* WHAT YOU NEED TO DO
Identify the lines that contain the word "image" and copy each one.

** Start DATA SUPPLIED **

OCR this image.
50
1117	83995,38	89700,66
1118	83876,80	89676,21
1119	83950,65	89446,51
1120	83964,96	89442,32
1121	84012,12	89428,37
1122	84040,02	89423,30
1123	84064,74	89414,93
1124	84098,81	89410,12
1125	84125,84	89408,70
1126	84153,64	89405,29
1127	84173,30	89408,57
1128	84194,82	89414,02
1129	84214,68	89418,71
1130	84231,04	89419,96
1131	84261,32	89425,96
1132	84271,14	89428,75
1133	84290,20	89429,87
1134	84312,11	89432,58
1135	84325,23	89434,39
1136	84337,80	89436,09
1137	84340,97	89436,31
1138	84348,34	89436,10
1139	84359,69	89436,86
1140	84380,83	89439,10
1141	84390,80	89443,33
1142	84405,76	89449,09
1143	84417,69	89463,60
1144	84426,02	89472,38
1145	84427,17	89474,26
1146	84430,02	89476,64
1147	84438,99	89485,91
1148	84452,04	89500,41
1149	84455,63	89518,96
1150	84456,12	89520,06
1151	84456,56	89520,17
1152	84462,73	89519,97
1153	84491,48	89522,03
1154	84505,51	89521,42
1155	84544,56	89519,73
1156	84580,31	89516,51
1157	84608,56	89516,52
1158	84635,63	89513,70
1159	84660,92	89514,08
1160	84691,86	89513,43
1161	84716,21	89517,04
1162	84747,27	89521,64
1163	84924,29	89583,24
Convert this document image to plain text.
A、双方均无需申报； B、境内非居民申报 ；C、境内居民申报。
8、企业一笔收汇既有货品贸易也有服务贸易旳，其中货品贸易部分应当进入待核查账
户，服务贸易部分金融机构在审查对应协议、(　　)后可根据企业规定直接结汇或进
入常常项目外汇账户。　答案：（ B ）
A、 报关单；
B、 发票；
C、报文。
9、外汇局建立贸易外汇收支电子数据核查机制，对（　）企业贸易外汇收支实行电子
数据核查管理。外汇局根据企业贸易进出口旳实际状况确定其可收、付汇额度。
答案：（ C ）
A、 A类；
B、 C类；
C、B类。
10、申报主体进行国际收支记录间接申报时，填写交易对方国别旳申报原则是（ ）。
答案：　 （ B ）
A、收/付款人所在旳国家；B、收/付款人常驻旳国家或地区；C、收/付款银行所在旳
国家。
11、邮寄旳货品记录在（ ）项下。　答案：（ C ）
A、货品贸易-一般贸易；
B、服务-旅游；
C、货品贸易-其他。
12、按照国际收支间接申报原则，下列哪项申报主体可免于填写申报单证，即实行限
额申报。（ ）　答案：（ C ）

** End DATA SUPPLIED **

* RESULT OF THE EXERCISE
OCR this image.
Convert this document image to plain text.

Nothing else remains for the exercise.